(Beginning of EXCERPT PROVIDED)

Inspiration

258 million people worldwide are visually impaired. Braille is their primary written communication system but most caregivers, teachers, and accessibility workers cannot read it. We wanted to build something that works on a real phone camera, not just a research demo.

What it does

BrailleVision takes a photo of physical embossed Braille and converts it to English text and speech. Three independent pipelines run in parallel on every image: Pipeline A uses Classical CV with DBSCAN clustering and a Grade 1/2 Braille lookup table. Pipeline B uses a pretrained YOLOv8 model trained on 1,324 real Braille images. Pipeline C uses GPT-4o Vision API. The ensemble layer combines all three outputs using weighted confidence voting with agreement bonuses. Final text is spoken aloud via TTS. It runs live at huggingface.co/spaces/sriksven/braillevision and also has an Android app in the GitHub repo.

How we built it

Python, OpenCV, Flask, YOLOv8, OpenAI GPT-4o Vision API, DBSCAN from scikit-learn, Docker, GitHub Actions CI, Hugging Face Spaces. The Flask backend streams NDJSON so the UI updates progressively. Pipeline A and B return instantly while C arrives 2 to 4 seconds later. The ensemble uses Levenshtein similarity to detect agreement across pipelines and boost confidence when they agree.

Challenges we ran into

Real world Braille images are much harder than synthetic ones. Dark surfaces, angled cameras, glare, and dense multi-row pages all reduce accuracy. Getting GPT-4o to read small embossed dots required forcing high resolution mode and writing a strict deterministic prompt. The Roboflow model struggles on surfaces it was not trained on. Getting all three pipelines to stream results progressively to the UI without blocking was a threading challenge.

(End of EXCERPT PROVIDED)
(Beginning of MATERIAL SHOWN)

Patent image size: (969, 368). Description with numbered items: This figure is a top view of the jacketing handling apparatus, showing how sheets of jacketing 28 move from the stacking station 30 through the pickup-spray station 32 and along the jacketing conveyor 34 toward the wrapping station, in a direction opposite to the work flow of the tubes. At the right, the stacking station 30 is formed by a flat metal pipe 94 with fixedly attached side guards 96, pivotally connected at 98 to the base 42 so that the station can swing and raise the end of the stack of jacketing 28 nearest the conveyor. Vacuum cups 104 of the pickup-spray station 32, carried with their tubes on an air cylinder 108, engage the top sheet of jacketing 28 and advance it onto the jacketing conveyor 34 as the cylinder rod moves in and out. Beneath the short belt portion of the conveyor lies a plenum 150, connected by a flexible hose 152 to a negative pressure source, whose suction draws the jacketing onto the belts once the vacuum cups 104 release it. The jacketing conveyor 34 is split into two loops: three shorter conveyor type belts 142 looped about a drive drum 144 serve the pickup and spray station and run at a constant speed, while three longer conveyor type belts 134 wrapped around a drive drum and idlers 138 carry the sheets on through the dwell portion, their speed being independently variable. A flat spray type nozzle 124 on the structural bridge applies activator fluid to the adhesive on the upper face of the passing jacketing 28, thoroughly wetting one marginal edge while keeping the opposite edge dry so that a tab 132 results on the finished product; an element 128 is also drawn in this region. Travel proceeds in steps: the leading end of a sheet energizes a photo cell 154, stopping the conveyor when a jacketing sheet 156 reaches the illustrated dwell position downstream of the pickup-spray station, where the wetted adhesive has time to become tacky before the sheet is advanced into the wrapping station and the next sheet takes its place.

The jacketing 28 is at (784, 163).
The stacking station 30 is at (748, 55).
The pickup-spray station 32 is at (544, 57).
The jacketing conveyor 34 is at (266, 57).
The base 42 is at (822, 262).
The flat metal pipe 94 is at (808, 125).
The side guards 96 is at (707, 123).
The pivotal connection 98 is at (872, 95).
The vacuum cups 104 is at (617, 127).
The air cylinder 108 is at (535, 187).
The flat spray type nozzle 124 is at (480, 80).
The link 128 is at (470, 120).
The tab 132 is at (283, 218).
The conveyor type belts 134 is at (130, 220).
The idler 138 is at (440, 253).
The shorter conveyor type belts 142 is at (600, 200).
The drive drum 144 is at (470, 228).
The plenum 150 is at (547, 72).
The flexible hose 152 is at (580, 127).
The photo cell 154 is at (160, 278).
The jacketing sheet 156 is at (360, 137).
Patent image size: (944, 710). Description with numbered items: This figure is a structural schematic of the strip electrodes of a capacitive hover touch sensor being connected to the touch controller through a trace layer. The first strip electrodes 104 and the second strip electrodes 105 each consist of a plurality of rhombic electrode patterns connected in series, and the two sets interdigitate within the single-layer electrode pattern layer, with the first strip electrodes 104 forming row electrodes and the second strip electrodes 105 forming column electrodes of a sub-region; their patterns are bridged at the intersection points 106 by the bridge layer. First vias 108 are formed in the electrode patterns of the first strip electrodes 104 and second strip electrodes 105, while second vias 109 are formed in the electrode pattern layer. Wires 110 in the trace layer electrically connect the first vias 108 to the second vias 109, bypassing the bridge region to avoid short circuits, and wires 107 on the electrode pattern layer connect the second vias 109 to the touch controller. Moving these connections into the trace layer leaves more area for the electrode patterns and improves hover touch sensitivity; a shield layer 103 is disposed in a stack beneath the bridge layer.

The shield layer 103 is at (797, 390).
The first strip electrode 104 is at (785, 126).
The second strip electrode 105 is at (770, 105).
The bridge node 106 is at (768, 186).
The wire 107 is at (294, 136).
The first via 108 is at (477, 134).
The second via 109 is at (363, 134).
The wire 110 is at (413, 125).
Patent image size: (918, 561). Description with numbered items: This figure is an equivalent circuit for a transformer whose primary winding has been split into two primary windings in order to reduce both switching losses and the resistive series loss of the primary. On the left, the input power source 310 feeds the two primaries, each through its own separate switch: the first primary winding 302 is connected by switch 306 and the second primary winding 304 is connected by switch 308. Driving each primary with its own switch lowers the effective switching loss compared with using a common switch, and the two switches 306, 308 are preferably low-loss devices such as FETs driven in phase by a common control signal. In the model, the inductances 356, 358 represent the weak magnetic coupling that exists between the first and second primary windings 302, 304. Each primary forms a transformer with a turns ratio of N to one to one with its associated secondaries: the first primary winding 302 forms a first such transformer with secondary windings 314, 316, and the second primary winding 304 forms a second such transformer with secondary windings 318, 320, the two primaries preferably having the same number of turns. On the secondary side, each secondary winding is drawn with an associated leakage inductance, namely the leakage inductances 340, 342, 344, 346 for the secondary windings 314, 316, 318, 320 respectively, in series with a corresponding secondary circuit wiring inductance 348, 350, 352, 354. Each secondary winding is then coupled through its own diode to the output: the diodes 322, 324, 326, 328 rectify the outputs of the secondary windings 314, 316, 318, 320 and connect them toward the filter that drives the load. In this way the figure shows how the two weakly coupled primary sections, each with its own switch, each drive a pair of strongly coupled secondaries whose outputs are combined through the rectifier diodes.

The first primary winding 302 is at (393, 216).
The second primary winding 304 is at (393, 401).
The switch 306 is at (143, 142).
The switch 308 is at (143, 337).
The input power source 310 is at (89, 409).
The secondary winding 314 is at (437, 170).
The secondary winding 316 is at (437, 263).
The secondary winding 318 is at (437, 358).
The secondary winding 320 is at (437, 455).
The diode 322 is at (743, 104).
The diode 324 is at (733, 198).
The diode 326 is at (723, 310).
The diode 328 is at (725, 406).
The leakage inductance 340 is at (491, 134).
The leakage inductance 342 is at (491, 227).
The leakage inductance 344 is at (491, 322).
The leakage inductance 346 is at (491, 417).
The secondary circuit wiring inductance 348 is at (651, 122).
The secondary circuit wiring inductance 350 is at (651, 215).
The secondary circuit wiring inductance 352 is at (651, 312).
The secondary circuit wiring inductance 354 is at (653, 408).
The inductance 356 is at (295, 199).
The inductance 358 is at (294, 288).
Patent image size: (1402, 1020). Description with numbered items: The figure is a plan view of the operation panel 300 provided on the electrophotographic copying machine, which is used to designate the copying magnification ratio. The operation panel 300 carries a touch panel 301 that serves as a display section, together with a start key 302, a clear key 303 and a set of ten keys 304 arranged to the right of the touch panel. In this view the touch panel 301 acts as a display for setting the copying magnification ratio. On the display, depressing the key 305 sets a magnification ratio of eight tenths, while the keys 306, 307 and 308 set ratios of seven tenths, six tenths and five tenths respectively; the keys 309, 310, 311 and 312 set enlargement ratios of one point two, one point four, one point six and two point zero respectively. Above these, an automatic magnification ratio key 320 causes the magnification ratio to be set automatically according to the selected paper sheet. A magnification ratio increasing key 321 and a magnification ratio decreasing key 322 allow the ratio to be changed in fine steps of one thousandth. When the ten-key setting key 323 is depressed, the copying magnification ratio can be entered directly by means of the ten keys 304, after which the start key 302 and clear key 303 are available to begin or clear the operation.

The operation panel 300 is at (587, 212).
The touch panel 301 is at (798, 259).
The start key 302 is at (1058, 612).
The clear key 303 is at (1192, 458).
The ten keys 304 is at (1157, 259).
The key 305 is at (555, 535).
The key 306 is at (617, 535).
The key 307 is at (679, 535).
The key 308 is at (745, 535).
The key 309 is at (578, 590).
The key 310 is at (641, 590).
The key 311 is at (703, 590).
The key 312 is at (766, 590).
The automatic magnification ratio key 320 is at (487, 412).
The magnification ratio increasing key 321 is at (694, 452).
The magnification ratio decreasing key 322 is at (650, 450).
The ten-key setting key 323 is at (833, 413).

(End of MATERIAL SHOWN)

REQUIRED WORK:
1. According to the BrailleVision writeup, how many real Braille images were used to train the YOLOv8 model?
2. Please write out the stretch of the BrailleVision writeup from "BrailleVision takes a" through "the GitHub repo.".
3. Resume the BrailleVision writeup from its last sentence.
You can answer everything here without the records.

ANSWERS TO THIS EXERCISE:
1. 1,324

2.
BrailleVision takes a photo of physical embossed Braille and converts it to English text and speech. Three independent pipelines run in parallel on every image: Pipeline A uses Classical CV with DBSCAN clustering and a Grade 1/2 Braille lookup table. Pipeline B uses a pretrained YOLOv8 model trained on 1,324 real Braille images. Pipeline C uses GPT-4o Vision API. The ensemble layer combines all three outputs using weighted confidence voting with agreement bonuses. Final text is spoken aloud via TTS. It runs live at huggingface.co/spaces/sriksven/braillevision and also has an Android app in the GitHub repo.

3.
Accomplishments that we're proud of

Three fully independent pipelines running in parallel with a live progressive UI. 29 tests passing with GitHub Actions CI green. Deployed on Hugging Face Spaces via Docker. The ensemble correctly overrides wrong answers from individual pipelines using weighted voting.

What we learned

No single approach wins on every image. Classical CV is fast and explainable but fragile on real world variation. YOLOv8 handles varied surfaces better but needs good training data. GPT-4o is the most accurate but conservative on difficult images. The ensemble is more reliable than any individual pipeline.

What's next for BrailleVision

Grade 3 Braille support, improved dot detection on dark surfaces, a finetuned YOLOv8 model trained on the combined Roboflow and Angelina ICCV 2021 dataset, mobile first UI, and multi language translation of the decoded text.